**WHAT THE EXERCISE ASKS:** Reproduce all of the records exactly.

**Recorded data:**
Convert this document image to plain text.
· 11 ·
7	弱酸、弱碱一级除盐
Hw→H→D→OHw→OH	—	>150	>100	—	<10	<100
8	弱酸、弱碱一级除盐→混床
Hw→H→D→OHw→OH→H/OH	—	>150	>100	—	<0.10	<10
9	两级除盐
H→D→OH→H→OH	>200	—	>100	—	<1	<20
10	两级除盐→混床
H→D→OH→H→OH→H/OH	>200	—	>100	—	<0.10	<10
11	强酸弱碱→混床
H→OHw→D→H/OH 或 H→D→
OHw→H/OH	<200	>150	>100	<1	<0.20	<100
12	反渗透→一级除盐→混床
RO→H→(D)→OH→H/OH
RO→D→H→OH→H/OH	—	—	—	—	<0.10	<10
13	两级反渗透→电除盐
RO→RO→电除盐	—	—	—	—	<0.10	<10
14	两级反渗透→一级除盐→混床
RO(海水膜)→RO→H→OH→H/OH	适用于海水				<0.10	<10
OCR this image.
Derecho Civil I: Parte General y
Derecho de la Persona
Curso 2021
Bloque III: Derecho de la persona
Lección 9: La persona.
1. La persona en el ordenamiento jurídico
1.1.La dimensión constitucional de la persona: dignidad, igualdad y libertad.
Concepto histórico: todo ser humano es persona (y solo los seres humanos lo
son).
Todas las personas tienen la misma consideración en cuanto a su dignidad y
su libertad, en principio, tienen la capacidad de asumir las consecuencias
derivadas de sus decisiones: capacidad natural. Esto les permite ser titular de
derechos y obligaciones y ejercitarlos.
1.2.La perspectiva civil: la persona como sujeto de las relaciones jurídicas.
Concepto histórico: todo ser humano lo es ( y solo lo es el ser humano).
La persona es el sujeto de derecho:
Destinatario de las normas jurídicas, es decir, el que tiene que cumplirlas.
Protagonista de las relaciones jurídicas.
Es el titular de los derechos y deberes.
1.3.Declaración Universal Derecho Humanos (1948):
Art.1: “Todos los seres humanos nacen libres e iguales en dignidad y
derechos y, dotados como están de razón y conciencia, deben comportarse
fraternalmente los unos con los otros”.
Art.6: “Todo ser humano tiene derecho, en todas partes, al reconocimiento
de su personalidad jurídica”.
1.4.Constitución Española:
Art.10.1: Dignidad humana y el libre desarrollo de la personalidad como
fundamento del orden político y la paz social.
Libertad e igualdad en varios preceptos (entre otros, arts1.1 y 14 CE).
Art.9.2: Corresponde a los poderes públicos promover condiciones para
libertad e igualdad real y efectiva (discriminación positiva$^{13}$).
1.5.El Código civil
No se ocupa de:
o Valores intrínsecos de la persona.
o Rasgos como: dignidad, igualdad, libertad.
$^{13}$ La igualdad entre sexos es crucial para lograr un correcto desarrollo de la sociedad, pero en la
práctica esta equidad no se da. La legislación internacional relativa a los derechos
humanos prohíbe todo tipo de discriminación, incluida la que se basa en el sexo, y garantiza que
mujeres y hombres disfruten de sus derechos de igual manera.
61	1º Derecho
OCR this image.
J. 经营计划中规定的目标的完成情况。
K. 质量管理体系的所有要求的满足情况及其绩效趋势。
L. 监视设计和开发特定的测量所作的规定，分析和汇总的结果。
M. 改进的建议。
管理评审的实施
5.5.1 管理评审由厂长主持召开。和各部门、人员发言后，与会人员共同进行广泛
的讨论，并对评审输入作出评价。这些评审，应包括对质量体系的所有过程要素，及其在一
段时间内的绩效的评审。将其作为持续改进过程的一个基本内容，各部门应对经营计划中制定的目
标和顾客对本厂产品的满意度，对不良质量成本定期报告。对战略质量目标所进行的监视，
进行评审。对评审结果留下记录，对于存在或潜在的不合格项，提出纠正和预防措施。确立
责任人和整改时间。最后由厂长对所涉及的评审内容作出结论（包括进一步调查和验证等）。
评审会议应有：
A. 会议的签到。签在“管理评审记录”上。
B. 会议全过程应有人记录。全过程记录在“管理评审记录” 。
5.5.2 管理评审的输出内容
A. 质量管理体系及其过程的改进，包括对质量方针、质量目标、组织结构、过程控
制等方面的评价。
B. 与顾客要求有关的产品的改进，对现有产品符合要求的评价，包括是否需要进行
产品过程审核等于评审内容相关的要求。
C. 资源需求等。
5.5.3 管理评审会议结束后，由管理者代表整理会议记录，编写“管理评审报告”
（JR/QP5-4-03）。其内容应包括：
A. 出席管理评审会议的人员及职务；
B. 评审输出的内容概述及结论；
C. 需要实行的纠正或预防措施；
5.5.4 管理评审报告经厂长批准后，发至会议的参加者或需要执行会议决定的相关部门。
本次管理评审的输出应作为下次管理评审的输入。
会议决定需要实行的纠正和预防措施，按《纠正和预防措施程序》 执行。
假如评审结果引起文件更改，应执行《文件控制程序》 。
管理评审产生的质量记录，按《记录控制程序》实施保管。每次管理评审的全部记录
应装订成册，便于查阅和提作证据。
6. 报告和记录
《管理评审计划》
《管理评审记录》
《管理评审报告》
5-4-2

**RESPONSE:**
Convert this document image to plain text.
· 11 ·
7	弱酸、弱碱一级除盐
Hw→H→D→OHw→OH	—	>150	>100	—	<10	<100
8	弱酸、弱碱一级除盐→混床
Hw→H→D→OHw→OH→H/OH	—	>150	>100	—	<0.10	<10
9	两级除盐
H→D→OH→H→OH	>200	—	>100	—	<1	<20
10	两级除盐→混床
H→D→OH→H→OH→H/OH	>200	—	>100	—	<0.10	<10
11	强酸弱碱→混床
H→OHw→D→H/OH 或 H→D→
OHw→H/OH	<200	>150	>100	<1	<0.20	<100
12	反渗透→一级除盐→混床
RO→H→(D)→OH→H/OH
RO→D→H→OH→H/OH	—	—	—	—	<0.10	<10
13	两级反渗透→电除盐
RO→RO→电除盐	—	—	—	—	<0.10	<10
14	两级反渗透→一级除盐→混床
RO(海水膜)→RO→H→OH→H/OH	适用于海水				<0.10	<10
OCR this image.
Derecho Civil I: Parte General y
Derecho de la Persona
Curso 2021
Bloque III: Derecho de la persona
Lección 9: La persona.
1. La persona en el ordenamiento jurídico
1.1.La dimensión constitucional de la persona: dignidad, igualdad y libertad.
Concepto histórico: todo ser humano es persona (y solo los seres humanos lo
son).
Todas las personas tienen la misma consideración en cuanto a su dignidad y
su libertad, en principio, tienen la capacidad de asumir las consecuencias
derivadas de sus decisiones: capacidad natural. Esto les permite ser titular de
derechos y obligaciones y ejercitarlos.
1.2.La perspectiva civil: la persona como sujeto de las relaciones jurídicas.
Concepto histórico: todo ser humano lo es ( y solo lo es el ser humano).
La persona es el sujeto de derecho:
Destinatario de las normas jurídicas, es decir, el que tiene que cumplirlas.
Protagonista de las relaciones jurídicas.
Es el titular de los derechos y deberes.
1.3.Declaración Universal Derecho Humanos (1948):
Art.1: “Todos los seres humanos nacen libres e iguales en dignidad y
derechos y, dotados como están de razón y conciencia, deben comportarse
fraternalmente los unos con los otros”.
Art.6: “Todo ser humano tiene derecho, en todas partes, al reconocimiento
de su personalidad jurídica”.
1.4.Constitución Española:
Art.10.1: Dignidad humana y el libre desarrollo de la personalidad como
fundamento del orden político y la paz social.
Libertad e igualdad en varios preceptos (entre otros, arts1.1 y 14 CE).
Art.9.2: Corresponde a los poderes públicos promover condiciones para
libertad e igualdad real y efectiva (discriminación positiva$^{13}$).
1.5.El Código civil
No se ocupa de:
o Valores intrínsecos de la persona.
o Rasgos como: dignidad, igualdad, libertad.
$^{13}$ La igualdad entre sexos es crucial para lograr un correcto desarrollo de la sociedad, pero en la
práctica esta equidad no se da. La legislación internacional relativa a los derechos
humanos prohíbe todo tipo de discriminación, incluida la que se basa en el sexo, y garantiza que
mujeres y hombres disfruten de sus derechos de igual manera.
61	1º Derecho
OCR this image.
J. 经营计划中规定的目标的完成情况。
K. 质量管理体系的所有要求的满足情况及其绩效趋势。
L. 监视设计和开发特定的测量所作的规定，分析和汇总的结果。
M. 改进的建议。
管理评审的实施
5.5.1 管理评审由厂长主持召开。和各部门、人员发言后，与会人员共同进行广泛
的讨论，并对评审输入作出评价。这些评审，应包括对质量体系的所有过程要素，及其在一
段时间内的绩效的评审。将其作为持续改进过程的一个基本内容，各部门应对经营计划中制定的目
标和顾客对本厂产品的满意度，对不良质量成本定期报告。对战略质量目标所进行的监视，
进行评审。对评审结果留下记录，对于存在或潜在的不合格项，提出纠正和预防措施。确立
责任人和整改时间。最后由厂长对所涉及的评审内容作出结论（包括进一步调查和验证等）。
评审会议应有：
A. 会议的签到。签在“管理评审记录”上。
B. 会议全过程应有人记录。全过程记录在“管理评审记录” 。
5.5.2 管理评审的输出内容
A. 质量管理体系及其过程的改进，包括对质量方针、质量目标、组织结构、过程控
制等方面的评价。
B. 与顾客要求有关的产品的改进，对现有产品符合要求的评价，包括是否需要进行
产品过程审核等于评审内容相关的要求。
C. 资源需求等。
5.5.3 管理评审会议结束后，由管理者代表整理会议记录，编写“管理评审报告”
（JR/QP5-4-03）。其内容应包括：
A. 出席管理评审会议的人员及职务；
B. 评审输出的内容概述及结论；
C. 需要实行的纠正或预防措施；
5.5.4 管理评审报告经厂长批准后，发至会议的参加者或需要执行会议决定的相关部门。
本次管理评审的输出应作为下次管理评审的输入。
会议决定需要实行的纠正和预防措施，按《纠正和预防措施程序》 执行。
假如评审结果引起文件更改，应执行《文件控制程序》 。
管理评审产生的质量记录，按《记录控制程序》实施保管。每次管理评审的全部记录
应装订成册，便于查阅和提作证据。
6. 报告和记录
《管理评审计划》
《管理评审记录》
《管理评审报告》
5-4-2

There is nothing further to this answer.